Direction: Would you repeat the listing exactly but omit every picture?

Data excerpts:
|---|

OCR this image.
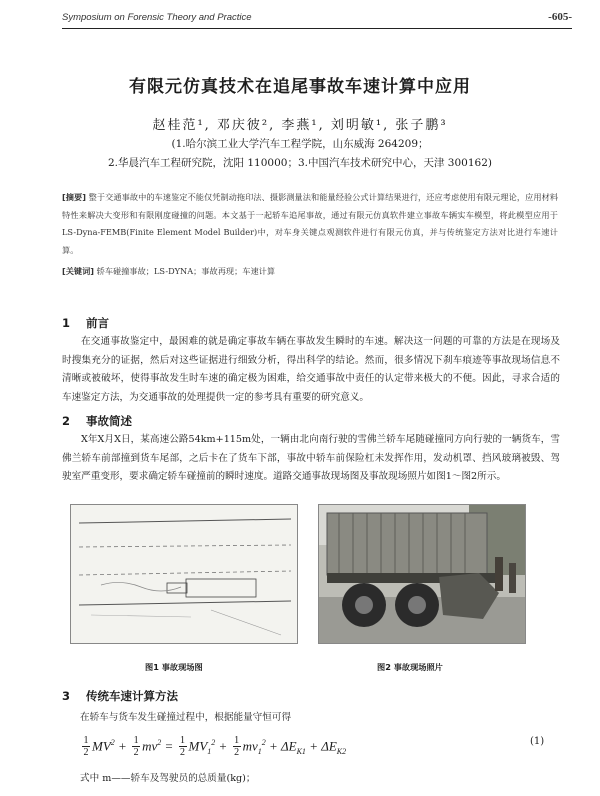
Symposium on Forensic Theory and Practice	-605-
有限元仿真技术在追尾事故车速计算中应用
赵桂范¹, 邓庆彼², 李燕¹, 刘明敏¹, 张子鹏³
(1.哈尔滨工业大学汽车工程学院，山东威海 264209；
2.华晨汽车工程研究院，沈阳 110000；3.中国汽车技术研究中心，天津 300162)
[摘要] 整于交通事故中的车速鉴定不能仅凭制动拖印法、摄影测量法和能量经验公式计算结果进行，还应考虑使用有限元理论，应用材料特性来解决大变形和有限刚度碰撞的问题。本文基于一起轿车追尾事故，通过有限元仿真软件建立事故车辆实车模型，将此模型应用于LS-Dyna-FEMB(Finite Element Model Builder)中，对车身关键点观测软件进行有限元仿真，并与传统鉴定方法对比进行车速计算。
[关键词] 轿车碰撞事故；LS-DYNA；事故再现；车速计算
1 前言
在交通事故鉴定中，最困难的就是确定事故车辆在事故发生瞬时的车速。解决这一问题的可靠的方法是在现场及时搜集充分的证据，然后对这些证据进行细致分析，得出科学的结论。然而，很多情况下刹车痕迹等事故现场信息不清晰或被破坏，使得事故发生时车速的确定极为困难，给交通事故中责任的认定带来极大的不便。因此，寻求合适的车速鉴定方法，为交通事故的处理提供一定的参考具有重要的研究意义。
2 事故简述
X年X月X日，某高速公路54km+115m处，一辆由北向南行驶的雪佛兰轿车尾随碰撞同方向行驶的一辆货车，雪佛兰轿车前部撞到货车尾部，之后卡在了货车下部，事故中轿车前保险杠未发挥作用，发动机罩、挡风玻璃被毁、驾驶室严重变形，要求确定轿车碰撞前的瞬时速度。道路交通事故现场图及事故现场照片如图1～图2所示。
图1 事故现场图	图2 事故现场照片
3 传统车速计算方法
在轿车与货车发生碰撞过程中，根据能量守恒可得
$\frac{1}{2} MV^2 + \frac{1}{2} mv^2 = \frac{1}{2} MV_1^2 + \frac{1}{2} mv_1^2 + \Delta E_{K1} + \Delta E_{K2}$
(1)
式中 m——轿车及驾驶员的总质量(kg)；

|---|

Finished answer:
OCR this image.
Symposium on Forensic Theory and Practice	-605-
有限元仿真技术在追尾事故车速计算中应用
赵桂范¹, 邓庆彼², 李燕¹, 刘明敏¹, 张子鹏³
(1.哈尔滨工业大学汽车工程学院，山东威海 264209；
2.华晨汽车工程研究院，沈阳 110000；3.中国汽车技术研究中心，天津 300162)
[摘要] 整于交通事故中的车速鉴定不能仅凭制动拖印法、摄影测量法和能量经验公式计算结果进行，还应考虑使用有限元理论，应用材料特性来解决大变形和有限刚度碰撞的问题。本文基于一起轿车追尾事故，通过有限元仿真软件建立事故车辆实车模型，将此模型应用于LS-Dyna-FEMB(Finite Element Model Builder)中，对车身关键点观测软件进行有限元仿真，并与传统鉴定方法对比进行车速计算。
[关键词] 轿车碰撞事故；LS-DYNA；事故再现；车速计算
1 前言
在交通事故鉴定中，最困难的就是确定事故车辆在事故发生瞬时的车速。解决这一问题的可靠的方法是在现场及时搜集充分的证据，然后对这些证据进行细致分析，得出科学的结论。然而，很多情况下刹车痕迹等事故现场信息不清晰或被破坏，使得事故发生时车速的确定极为困难，给交通事故中责任的认定带来极大的不便。因此，寻求合适的车速鉴定方法，为交通事故的处理提供一定的参考具有重要的研究意义。
2 事故简述
X年X月X日，某高速公路54km+115m处，一辆由北向南行驶的雪佛兰轿车尾随碰撞同方向行驶的一辆货车，雪佛兰轿车前部撞到货车尾部，之后卡在了货车下部，事故中轿车前保险杠未发挥作用，发动机罩、挡风玻璃被毁、驾驶室严重变形，要求确定轿车碰撞前的瞬时速度。道路交通事故现场图及事故现场照片如图1～图2所示。
图1 事故现场图	图2 事故现场照片
3 传统车速计算方法
在轿车与货车发生碰撞过程中，根据能量守恒可得
$\frac{1}{2} MV^2 + \frac{1}{2} mv^2 = \frac{1}{2} MV_1^2 + \frac{1}{2} mv_1^2 + \Delta E_{K1} + \Delta E_{K2}$
(1)
式中 m——轿车及驾驶员的总质量(kg)；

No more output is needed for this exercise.